*Task statement:* Quote the whole listing exactly. Leave the pictures out of your copy.

++++++

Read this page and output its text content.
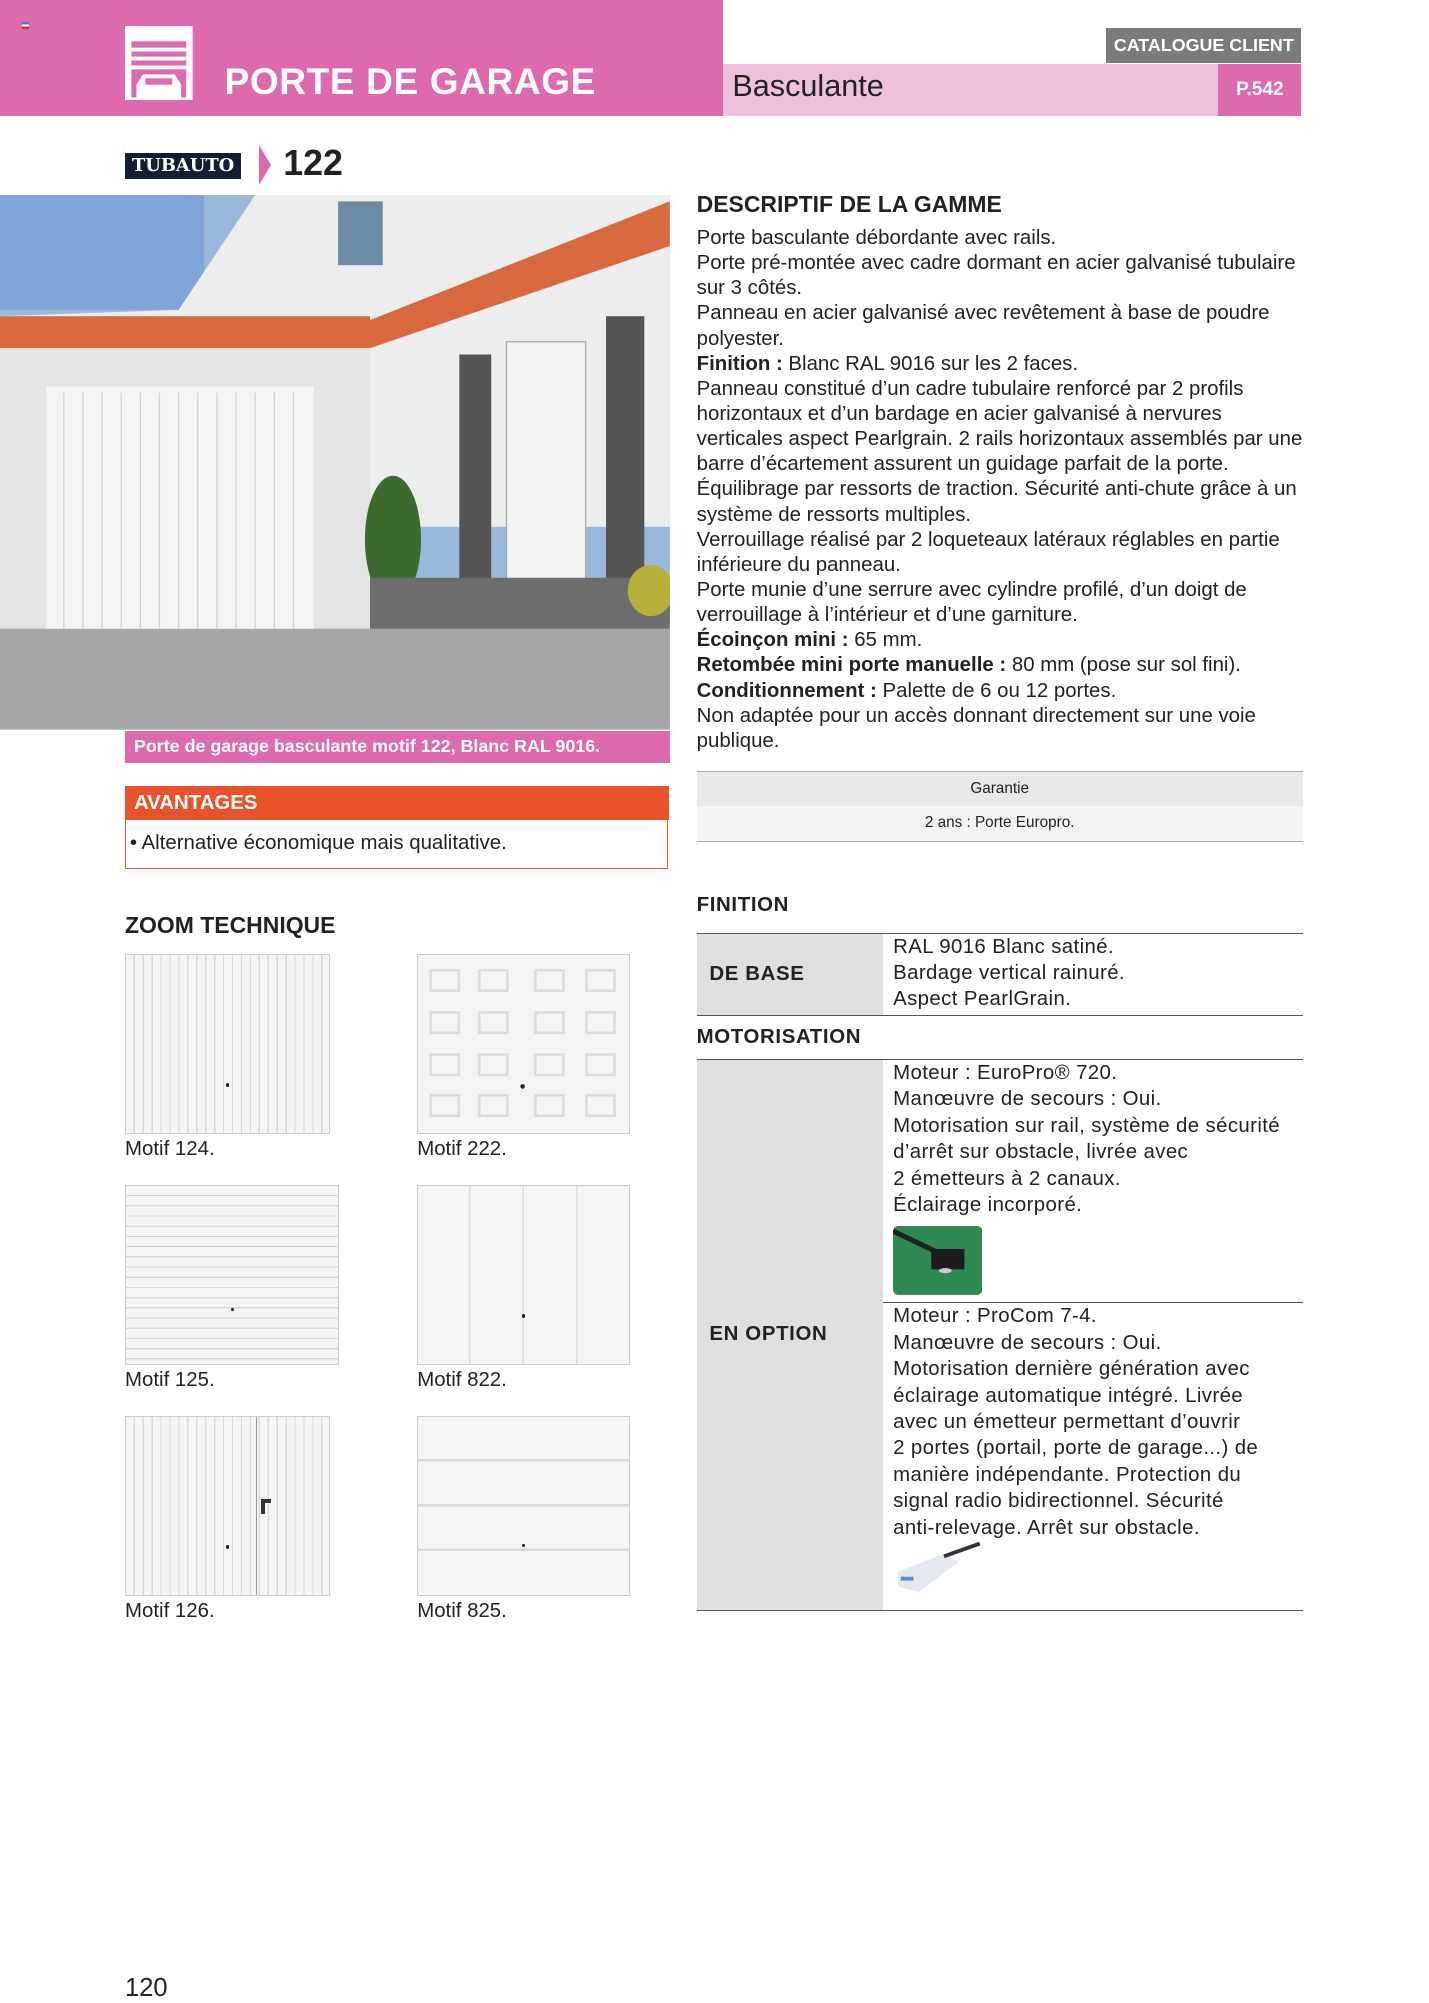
PORTE DE GARAGE
CATALOGUE CLIENT
Basculante	P.542
TUBAUTO 122
Porte de garage basculante motif 122, Blanc RAL 9016.
AVANTAGES
• Alternative économique mais qualitative.
ZOOM TECHNIQUE
Motif 124.	Motif 222.
Motif 125.	Motif 822.
Motif 126.	Motif 825.
DESCRIPTIF DE LA GAMME

Porte basculante débordante avec rails.

Porte pré-montée avec cadre dormant en acier galvanisé tubulaire sur 3 côtés.

Panneau en acier galvanisé avec revêtement à base de poudre polyester.

Finition : Blanc RAL 9016 sur les 2 faces.

Panneau constitué d’un cadre tubulaire renforcé par 2 profils horizontaux et d’un bardage en acier galvanisé à nervures verticales aspect Pearlgrain. 2 rails horizontaux assemblés par une barre d’écartement assurent un guidage parfait de la porte.

Équilibrage par ressorts de traction. Sécurité anti-chute grâce à un système de ressorts multiples.

Verrouillage réalisé par 2 loqueteaux latéraux réglables en partie inférieure du panneau.

Porte munie d’une serrure avec cylindre profilé, d’un doigt de verrouillage à l’intérieur et d’une garniture.

Écoinçon mini : 65 mm.

Retombée mini porte manuelle : 80 mm (pose sur sol fini).

Conditionnement : Palette de 6 ou 12 portes.

Non adaptée pour un accès donnant directement sur une voie publique.

Garantie
2 ans : Porte Europro.
FINITION
DE BASE
RAL 9016 Blanc satiné.
Bardage vertical rainuré.
Aspect PearlGrain.
MOTORISATION
EN OPTION
Moteur : EuroPro® 720.
Manœuvre de secours : Oui.
Motorisation sur rail, système de sécurité
d’arrêt sur obstacle, livrée avec
2 émetteurs à 2 canaux.
Éclairage incorporé.
Moteur : ProCom 7-4.
Manœuvre de secours : Oui.
Motorisation dernière génération avec
éclairage automatique intégré. Livrée
avec un émetteur permettant d’ouvrir
2 portes (portail, porte de garage...) de
manière indépendante. Protection du
signal radio bidirectionnel. Sécurité
anti-relevage. Arrêt sur obstacle.
120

++++++

*Exercise answer:*
Read this page and output its text content.
PORTE DE GARAGE
CATALOGUE CLIENT
Basculante	P.542
TUBAUTO 122
Porte de garage basculante motif 122, Blanc RAL 9016.
AVANTAGES
• Alternative économique mais qualitative.
ZOOM TECHNIQUE
Motif 124.	Motif 222.
Motif 125.	Motif 822.
Motif 126.	Motif 825.
DESCRIPTIF DE LA GAMME

Porte basculante débordante avec rails.

Porte pré-montée avec cadre dormant en acier galvanisé tubulaire sur 3 côtés.

Panneau en acier galvanisé avec revêtement à base de poudre polyester.

Finition : Blanc RAL 9016 sur les 2 faces.

Panneau constitué d’un cadre tubulaire renforcé par 2 profils horizontaux et d’un bardage en acier galvanisé à nervures verticales aspect Pearlgrain. 2 rails horizontaux assemblés par une barre d’écartement assurent un guidage parfait de la porte.

Équilibrage par ressorts de traction. Sécurité anti-chute grâce à un système de ressorts multiples.

Verrouillage réalisé par 2 loqueteaux latéraux réglables en partie inférieure du panneau.

Porte munie d’une serrure avec cylindre profilé, d’un doigt de verrouillage à l’intérieur et d’une garniture.

Écoinçon mini : 65 mm.

Retombée mini porte manuelle : 80 mm (pose sur sol fini).

Conditionnement : Palette de 6 ou 12 portes.

Non adaptée pour un accès donnant directement sur une voie publique.

Garantie
2 ans : Porte Europro.
FINITION
DE BASE
RAL 9016 Blanc satiné.
Bardage vertical rainuré.
Aspect PearlGrain.
MOTORISATION
EN OPTION
Moteur : EuroPro® 720.
Manœuvre de secours : Oui.
Motorisation sur rail, système de sécurité
d’arrêt sur obstacle, livrée avec
2 émetteurs à 2 canaux.
Éclairage incorporé.
Moteur : ProCom 7-4.
Manœuvre de secours : Oui.
Motorisation dernière génération avec
éclairage automatique intégré. Livrée
avec un émetteur permettant d’ouvrir
2 portes (portail, porte de garage...) de
manière indépendante. Protection du
signal radio bidirectionnel. Sécurité
anti-relevage. Arrêt sur obstacle.
120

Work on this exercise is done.